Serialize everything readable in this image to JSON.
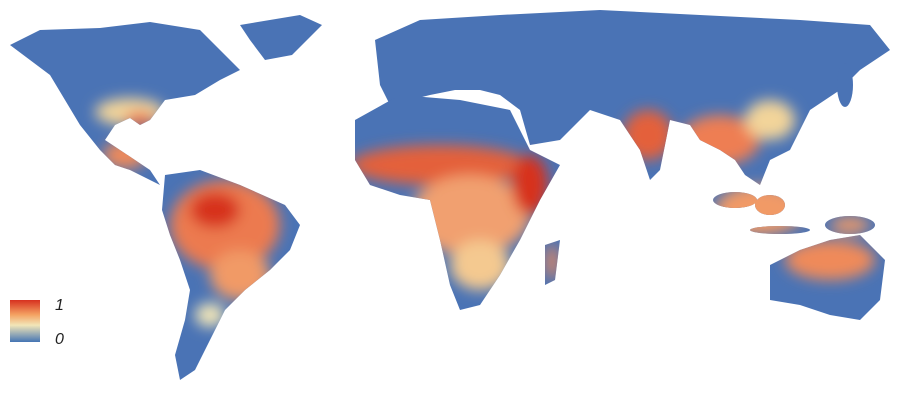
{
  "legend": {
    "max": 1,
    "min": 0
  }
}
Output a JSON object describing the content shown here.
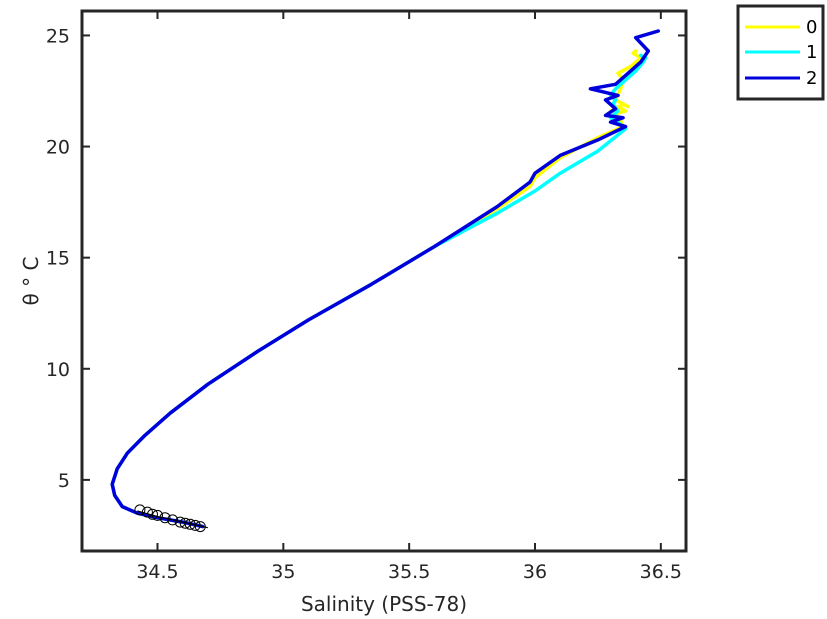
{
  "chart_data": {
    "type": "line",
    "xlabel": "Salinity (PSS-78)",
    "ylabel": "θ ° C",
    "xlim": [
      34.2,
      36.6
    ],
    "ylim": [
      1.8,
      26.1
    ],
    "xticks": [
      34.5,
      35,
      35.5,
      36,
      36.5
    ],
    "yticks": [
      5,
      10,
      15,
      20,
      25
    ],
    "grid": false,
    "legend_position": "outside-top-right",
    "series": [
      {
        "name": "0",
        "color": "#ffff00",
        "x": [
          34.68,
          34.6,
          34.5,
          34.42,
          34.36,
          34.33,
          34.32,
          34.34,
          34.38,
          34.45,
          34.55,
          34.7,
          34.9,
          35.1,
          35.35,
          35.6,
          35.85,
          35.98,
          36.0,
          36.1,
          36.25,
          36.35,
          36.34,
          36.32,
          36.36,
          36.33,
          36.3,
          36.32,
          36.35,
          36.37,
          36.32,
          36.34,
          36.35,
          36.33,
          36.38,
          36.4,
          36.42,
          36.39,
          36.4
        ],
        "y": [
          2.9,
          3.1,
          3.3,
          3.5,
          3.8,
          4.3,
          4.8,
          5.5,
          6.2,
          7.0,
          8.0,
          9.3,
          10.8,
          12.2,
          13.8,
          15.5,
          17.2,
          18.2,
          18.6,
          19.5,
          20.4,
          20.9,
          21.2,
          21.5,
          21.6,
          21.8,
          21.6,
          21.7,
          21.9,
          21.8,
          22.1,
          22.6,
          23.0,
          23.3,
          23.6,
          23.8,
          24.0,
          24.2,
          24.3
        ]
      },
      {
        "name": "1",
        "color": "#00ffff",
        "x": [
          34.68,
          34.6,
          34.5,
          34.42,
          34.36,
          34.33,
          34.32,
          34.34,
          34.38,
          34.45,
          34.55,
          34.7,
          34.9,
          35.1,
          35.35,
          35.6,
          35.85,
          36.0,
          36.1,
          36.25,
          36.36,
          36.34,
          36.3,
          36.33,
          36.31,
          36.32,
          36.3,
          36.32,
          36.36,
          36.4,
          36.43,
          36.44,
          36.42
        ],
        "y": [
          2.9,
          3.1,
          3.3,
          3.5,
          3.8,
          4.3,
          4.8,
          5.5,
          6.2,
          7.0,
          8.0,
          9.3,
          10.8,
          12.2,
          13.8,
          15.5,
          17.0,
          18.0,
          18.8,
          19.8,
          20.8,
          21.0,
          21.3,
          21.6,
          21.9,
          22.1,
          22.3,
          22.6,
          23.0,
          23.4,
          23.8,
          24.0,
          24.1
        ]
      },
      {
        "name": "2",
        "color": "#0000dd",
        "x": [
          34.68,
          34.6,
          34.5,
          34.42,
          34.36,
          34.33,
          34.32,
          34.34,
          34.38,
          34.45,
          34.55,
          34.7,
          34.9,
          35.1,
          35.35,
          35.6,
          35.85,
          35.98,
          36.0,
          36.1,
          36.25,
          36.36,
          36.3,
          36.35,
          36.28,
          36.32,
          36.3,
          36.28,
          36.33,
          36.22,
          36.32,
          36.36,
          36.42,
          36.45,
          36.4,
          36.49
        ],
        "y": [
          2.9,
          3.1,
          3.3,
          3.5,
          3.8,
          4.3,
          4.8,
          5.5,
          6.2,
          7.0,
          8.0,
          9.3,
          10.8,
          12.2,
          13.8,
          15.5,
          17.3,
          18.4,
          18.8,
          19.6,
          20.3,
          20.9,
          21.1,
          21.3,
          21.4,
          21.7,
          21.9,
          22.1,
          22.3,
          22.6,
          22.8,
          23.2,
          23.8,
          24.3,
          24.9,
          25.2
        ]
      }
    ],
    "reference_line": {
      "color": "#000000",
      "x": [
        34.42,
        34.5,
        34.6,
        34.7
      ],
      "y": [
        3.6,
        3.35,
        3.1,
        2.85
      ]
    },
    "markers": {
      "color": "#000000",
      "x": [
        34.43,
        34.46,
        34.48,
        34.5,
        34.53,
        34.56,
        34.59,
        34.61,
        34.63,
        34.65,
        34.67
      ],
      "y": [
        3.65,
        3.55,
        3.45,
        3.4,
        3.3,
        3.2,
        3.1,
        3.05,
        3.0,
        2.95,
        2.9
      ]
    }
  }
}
##########
Output the full set of records above without changing a word, and drop the images.

**RESULT:**
Serialize everything readable in this image to JSON.
{
  "legend": {
    "max": 1,
    "min": 0
  }
}
Output a JSON object describing the content shown here.
{
  "chart_data": {
    "type": "line",
    "xlabel": "Salinity (PSS-78)",
    "ylabel": "θ ° C",
    "xlim": [
      34.2,
      36.6
    ],
    "ylim": [
      1.8,
      26.1
    ],
    "xticks": [
      34.5,
      35,
      35.5,
      36,
      36.5
    ],
    "yticks": [
      5,
      10,
      15,
      20,
      25
    ],
    "grid": false,
    "legend_position": "outside-top-right",
    "series": [
      {
        "name": "0",
        "color": "#ffff00",
        "x": [
          34.68,
          34.6,
          34.5,
          34.42,
          34.36,
          34.33,
          34.32,
          34.34,
          34.38,
          34.45,
          34.55,
          34.7,
          34.9,
          35.1,
          35.35,
          35.6,
          35.85,
          35.98,
          36.0,
          36.1,
          36.25,
          36.35,
          36.34,
          36.32,
          36.36,
          36.33,
          36.3,
          36.32,
          36.35,
          36.37,
          36.32,
          36.34,
          36.35,
          36.33,
          36.38,
          36.4,
          36.42,
          36.39,
          36.4
        ],
        "y": [
          2.9,
          3.1,
          3.3,
          3.5,
          3.8,
          4.3,
          4.8,
          5.5,
          6.2,
          7.0,
          8.0,
          9.3,
          10.8,
          12.2,
          13.8,
          15.5,
          17.2,
          18.2,
          18.6,
          19.5,
          20.4,
          20.9,
          21.2,
          21.5,
          21.6,
          21.8,
          21.6,
          21.7,
          21.9,
          21.8,
          22.1,
          22.6,
          23.0,
          23.3,
          23.6,
          23.8,
          24.0,
          24.2,
          24.3
        ]
      },
      {
        "name": "1",
        "color": "#00ffff",
        "x": [
          34.68,
          34.6,
          34.5,
          34.42,
          34.36,
          34.33,
          34.32,
          34.34,
          34.38,
          34.45,
          34.55,
          34.7,
          34.9,
          35.1,
          35.35,
          35.6,
          35.85,
          36.0,
          36.1,
          36.25,
          36.36,
          36.34,
          36.3,
          36.33,
          36.31,
          36.32,
          36.3,
          36.32,
          36.36,
          36.4,
          36.43,
          36.44,
          36.42
        ],
        "y": [
          2.9,
          3.1,
          3.3,
          3.5,
          3.8,
          4.3,
          4.8,
          5.5,
          6.2,
          7.0,
          8.0,
          9.3,
          10.8,
          12.2,
          13.8,
          15.5,
          17.0,
          18.0,
          18.8,
          19.8,
          20.8,
          21.0,
          21.3,
          21.6,
          21.9,
          22.1,
          22.3,
          22.6,
          23.0,
          23.4,
          23.8,
          24.0,
          24.1
        ]
      },
      {
        "name": "2",
        "color": "#0000dd",
        "x": [
          34.68,
          34.6,
          34.5,
          34.42,
          34.36,
          34.33,
          34.32,
          34.34,
          34.38,
          34.45,
          34.55,
          34.7,
          34.9,
          35.1,
          35.35,
          35.6,
          35.85,
          35.98,
          36.0,
          36.1,
          36.25,
          36.36,
          36.3,
          36.35,
          36.28,
          36.32,
          36.3,
          36.28,
          36.33,
          36.22,
          36.32,
          36.36,
          36.42,
          36.45,
          36.4,
          36.49
        ],
        "y": [
          2.9,
          3.1,
          3.3,
          3.5,
          3.8,
          4.3,
          4.8,
          5.5,
          6.2,
          7.0,
          8.0,
          9.3,
          10.8,
          12.2,
          13.8,
          15.5,
          17.3,
          18.4,
          18.8,
          19.6,
          20.3,
          20.9,
          21.1,
          21.3,
          21.4,
          21.7,
          21.9,
          22.1,
          22.3,
          22.6,
          22.8,
          23.2,
          23.8,
          24.3,
          24.9,
          25.2
        ]
      }
    ],
    "reference_line": {
      "color": "#000000",
      "x": [
        34.42,
        34.5,
        34.6,
        34.7
      ],
      "y": [
        3.6,
        3.35,
        3.1,
        2.85
      ]
    },
    "markers": {
      "color": "#000000",
      "x": [
        34.43,
        34.46,
        34.48,
        34.5,
        34.53,
        34.56,
        34.59,
        34.61,
        34.63,
        34.65,
        34.67
      ],
      "y": [
        3.65,
        3.55,
        3.45,
        3.4,
        3.3,
        3.2,
        3.1,
        3.05,
        3.0,
        2.95,
        2.9
      ]
    }
  }
}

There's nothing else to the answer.